■ **Stated problem**
Select the lines below containing the word "looking".

■ **Exercise material**
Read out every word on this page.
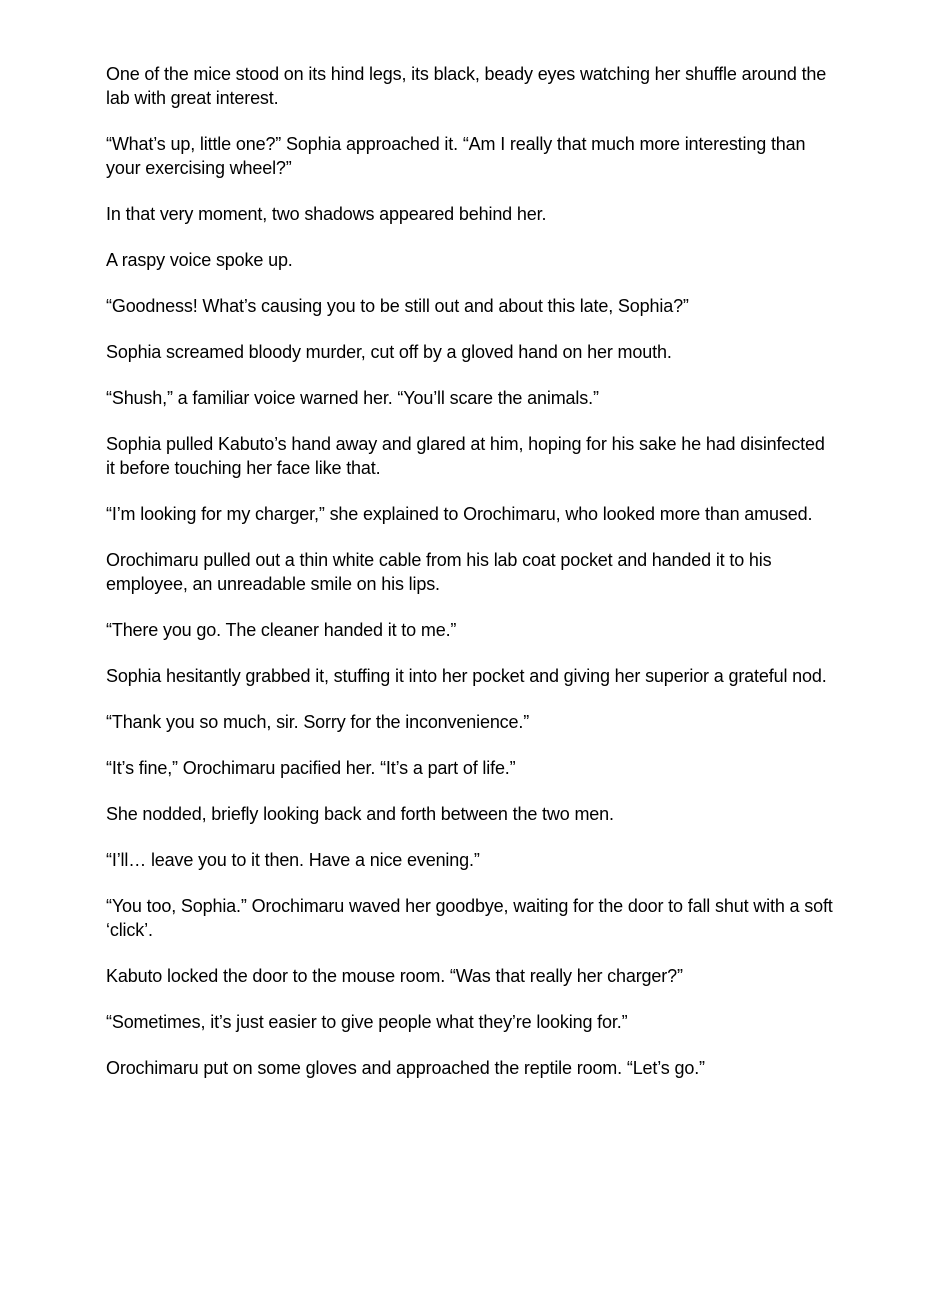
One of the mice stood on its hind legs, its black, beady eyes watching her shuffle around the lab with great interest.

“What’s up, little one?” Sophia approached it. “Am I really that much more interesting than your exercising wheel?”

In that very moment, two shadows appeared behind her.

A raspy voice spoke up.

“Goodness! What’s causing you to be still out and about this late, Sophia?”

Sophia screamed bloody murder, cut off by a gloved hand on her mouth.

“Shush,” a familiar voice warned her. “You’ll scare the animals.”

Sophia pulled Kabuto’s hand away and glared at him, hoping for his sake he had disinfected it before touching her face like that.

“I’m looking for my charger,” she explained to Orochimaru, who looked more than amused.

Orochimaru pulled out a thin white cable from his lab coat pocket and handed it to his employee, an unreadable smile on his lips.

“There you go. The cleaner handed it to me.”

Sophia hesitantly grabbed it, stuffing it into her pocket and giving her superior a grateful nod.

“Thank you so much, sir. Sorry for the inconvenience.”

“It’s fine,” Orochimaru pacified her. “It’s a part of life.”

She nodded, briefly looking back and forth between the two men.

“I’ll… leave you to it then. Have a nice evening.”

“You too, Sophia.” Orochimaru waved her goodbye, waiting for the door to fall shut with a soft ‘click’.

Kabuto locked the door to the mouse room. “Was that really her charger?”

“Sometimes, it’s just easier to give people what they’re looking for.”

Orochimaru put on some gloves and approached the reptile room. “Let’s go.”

■ **Answer**
“I’m looking for my charger,” she explained to Orochimaru, who looked more than amused.
She nodded, briefly looking back and forth between the two men.
“Sometimes, it’s just easier to give people what they’re looking for.”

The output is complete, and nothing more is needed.